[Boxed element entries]
....

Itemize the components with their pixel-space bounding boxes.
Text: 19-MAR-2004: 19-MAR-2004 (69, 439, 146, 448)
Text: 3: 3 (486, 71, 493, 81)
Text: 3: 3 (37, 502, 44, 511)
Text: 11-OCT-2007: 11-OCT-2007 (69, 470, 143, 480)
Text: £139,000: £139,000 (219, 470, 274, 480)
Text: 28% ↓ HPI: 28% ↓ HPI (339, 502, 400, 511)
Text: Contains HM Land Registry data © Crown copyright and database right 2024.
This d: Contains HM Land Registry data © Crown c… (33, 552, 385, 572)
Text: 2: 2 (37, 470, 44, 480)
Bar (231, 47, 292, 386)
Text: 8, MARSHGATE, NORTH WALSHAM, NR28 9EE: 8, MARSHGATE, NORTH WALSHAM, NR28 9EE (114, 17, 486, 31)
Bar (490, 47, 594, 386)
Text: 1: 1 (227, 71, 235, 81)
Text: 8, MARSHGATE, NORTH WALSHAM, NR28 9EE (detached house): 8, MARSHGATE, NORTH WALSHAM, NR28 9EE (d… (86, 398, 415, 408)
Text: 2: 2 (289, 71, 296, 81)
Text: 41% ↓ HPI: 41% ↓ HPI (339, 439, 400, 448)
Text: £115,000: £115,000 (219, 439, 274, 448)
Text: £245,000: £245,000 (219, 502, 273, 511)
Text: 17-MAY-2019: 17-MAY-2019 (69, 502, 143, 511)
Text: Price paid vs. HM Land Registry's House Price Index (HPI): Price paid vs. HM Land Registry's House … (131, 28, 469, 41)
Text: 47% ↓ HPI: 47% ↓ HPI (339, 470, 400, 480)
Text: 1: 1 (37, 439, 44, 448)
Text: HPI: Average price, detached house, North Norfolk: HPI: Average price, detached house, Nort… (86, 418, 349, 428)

....

THE EXERCISE - Can you reproduce every row above, character for character, without changing anything?

PROBLEM SOLUTION -
Itemize the components with their pixel-space bounding boxes.
Text: 19-MAR-2004: 19-MAR-2004 (69, 439, 146, 448)
Text: 3: 3 (486, 71, 493, 81)
Text: 3: 3 (37, 502, 44, 511)
Text: 11-OCT-2007: 11-OCT-2007 (69, 470, 143, 480)
Text: £139,000: £139,000 (219, 470, 274, 480)
Text: 28% ↓ HPI: 28% ↓ HPI (339, 502, 400, 511)
Text: Contains HM Land Registry data © Crown copyright and database right 2024.
This d: Contains HM Land Registry data © Crown c… (33, 552, 385, 572)
Text: 2: 2 (37, 470, 44, 480)
Bar (231, 47, 292, 386)
Text: 8, MARSHGATE, NORTH WALSHAM, NR28 9EE: 8, MARSHGATE, NORTH WALSHAM, NR28 9EE (114, 17, 486, 31)
Bar (490, 47, 594, 386)
Text: 1: 1 (227, 71, 235, 81)
Text: 8, MARSHGATE, NORTH WALSHAM, NR28 9EE (detached house): 8, MARSHGATE, NORTH WALSHAM, NR28 9EE (d… (86, 398, 415, 408)
Text: 2: 2 (289, 71, 296, 81)
Text: 41% ↓ HPI: 41% ↓ HPI (339, 439, 400, 448)
Text: £115,000: £115,000 (219, 439, 274, 448)
Text: £245,000: £245,000 (219, 502, 273, 511)
Text: 17-MAY-2019: 17-MAY-2019 (69, 502, 143, 511)
Text: Price paid vs. HM Land Registry's House Price Index (HPI): Price paid vs. HM Land Registry's House … (131, 28, 469, 41)
Text: 47% ↓ HPI: 47% ↓ HPI (339, 470, 400, 480)
Text: 1: 1 (37, 439, 44, 448)
Text: HPI: Average price, detached house, North Norfolk: HPI: Average price, detached house, Nort… (86, 418, 349, 428)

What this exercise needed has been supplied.